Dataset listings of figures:
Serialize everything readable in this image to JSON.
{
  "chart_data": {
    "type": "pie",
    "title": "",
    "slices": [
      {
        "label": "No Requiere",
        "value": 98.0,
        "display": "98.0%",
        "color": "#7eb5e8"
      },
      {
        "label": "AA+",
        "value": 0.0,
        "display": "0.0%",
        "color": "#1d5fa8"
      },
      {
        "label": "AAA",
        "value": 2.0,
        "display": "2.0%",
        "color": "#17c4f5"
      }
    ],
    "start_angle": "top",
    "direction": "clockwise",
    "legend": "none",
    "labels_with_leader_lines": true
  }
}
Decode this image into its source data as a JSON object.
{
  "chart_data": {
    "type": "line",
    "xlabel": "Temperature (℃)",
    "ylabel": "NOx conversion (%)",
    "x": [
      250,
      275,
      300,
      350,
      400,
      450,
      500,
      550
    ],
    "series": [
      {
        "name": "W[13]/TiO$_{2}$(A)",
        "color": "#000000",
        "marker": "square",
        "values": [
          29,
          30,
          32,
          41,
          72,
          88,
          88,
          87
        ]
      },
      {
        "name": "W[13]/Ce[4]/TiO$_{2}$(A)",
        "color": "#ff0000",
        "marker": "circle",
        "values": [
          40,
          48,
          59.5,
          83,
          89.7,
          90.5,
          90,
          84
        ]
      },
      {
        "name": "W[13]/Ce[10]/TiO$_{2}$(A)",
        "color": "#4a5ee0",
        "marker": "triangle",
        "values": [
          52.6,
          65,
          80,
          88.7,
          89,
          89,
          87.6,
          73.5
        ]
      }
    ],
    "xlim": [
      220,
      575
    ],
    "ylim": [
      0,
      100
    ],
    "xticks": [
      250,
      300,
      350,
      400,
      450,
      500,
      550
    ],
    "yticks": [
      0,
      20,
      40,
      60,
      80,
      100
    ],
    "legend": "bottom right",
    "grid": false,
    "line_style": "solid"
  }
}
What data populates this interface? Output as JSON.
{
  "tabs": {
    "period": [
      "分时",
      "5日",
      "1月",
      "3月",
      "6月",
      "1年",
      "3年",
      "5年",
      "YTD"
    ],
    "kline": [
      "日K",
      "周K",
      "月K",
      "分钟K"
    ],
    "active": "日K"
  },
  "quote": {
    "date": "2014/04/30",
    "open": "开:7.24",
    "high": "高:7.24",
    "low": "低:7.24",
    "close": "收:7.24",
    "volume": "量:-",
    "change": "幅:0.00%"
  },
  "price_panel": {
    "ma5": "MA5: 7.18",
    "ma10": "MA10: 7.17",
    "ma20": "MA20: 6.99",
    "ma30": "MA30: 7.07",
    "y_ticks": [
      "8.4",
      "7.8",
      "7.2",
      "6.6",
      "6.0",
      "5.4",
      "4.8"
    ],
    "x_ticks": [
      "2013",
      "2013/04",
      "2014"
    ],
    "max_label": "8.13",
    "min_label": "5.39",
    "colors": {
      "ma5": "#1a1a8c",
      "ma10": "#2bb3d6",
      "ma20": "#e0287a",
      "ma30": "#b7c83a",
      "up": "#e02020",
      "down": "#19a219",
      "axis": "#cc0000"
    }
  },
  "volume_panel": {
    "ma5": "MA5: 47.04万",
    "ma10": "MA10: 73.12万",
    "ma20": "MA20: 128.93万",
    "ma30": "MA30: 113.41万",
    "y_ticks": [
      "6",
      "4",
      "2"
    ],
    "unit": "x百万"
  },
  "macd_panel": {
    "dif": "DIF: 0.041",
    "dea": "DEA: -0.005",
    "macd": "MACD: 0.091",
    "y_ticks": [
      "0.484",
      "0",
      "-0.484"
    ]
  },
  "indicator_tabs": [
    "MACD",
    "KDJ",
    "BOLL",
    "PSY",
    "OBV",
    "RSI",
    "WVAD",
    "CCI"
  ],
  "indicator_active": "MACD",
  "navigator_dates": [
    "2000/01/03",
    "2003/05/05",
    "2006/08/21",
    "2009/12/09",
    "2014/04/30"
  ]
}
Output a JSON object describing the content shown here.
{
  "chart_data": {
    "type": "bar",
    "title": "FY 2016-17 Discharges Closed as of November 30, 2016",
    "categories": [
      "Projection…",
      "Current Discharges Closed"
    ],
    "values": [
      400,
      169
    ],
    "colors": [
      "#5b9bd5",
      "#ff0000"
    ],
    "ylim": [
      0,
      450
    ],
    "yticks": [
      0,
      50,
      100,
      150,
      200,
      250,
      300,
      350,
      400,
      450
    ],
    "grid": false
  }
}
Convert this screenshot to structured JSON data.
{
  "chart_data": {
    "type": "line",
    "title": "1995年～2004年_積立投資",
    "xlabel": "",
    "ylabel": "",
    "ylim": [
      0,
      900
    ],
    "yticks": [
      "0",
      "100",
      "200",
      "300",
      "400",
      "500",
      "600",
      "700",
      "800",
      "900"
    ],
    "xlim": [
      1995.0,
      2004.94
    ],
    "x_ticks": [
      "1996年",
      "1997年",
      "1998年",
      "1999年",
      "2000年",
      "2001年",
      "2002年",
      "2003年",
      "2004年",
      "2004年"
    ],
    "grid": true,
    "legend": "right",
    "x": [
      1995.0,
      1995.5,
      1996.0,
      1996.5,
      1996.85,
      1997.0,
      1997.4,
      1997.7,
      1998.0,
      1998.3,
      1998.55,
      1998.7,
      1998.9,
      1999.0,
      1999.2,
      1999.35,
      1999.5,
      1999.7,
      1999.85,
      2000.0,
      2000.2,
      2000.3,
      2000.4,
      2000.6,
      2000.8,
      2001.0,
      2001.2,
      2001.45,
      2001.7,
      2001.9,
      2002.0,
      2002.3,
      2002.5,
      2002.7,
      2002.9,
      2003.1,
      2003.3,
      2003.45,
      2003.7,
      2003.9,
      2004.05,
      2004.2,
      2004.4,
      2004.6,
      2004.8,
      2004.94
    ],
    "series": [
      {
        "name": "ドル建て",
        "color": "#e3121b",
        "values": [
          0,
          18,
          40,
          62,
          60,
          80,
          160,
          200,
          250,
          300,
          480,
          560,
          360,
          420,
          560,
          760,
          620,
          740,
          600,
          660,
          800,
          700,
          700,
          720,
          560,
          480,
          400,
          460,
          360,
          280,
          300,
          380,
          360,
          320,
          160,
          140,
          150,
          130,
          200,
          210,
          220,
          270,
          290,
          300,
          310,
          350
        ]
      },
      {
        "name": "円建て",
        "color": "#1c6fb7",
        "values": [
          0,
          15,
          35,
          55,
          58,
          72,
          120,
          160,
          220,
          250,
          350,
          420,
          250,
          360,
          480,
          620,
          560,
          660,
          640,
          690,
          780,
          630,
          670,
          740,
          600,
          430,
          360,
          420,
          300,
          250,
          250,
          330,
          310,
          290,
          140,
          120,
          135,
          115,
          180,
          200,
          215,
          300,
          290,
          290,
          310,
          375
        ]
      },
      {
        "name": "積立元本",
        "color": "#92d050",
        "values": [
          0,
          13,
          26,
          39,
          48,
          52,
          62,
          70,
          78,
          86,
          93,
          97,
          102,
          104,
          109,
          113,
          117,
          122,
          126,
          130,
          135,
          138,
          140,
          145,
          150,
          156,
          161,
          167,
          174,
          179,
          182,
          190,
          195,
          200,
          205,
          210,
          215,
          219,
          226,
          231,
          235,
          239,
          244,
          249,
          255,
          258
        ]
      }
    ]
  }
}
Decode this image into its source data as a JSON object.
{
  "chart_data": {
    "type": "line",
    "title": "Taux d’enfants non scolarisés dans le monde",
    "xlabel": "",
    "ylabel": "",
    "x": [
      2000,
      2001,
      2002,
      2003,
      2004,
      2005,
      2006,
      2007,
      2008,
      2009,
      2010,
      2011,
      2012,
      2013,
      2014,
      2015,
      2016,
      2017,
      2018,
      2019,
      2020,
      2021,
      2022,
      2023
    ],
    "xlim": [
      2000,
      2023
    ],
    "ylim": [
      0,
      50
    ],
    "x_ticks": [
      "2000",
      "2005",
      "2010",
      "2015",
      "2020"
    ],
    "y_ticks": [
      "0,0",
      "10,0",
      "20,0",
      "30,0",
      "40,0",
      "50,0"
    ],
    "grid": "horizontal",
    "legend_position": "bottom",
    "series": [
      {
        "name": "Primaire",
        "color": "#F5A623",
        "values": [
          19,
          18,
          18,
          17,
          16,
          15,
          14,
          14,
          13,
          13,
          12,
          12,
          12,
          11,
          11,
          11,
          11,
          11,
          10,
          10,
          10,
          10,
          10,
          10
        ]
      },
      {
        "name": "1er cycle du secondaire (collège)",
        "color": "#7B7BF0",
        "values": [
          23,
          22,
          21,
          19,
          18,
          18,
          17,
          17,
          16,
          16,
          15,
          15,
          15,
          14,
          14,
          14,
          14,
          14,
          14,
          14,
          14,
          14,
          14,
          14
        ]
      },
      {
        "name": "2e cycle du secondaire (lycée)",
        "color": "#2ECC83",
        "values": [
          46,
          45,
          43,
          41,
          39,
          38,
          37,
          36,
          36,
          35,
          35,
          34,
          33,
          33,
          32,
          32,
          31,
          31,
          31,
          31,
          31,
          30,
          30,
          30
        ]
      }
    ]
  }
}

* **Required task**
Within the entries above, work out how many lines contain the word "JSON". The number alone is the answer.

* **The response**
6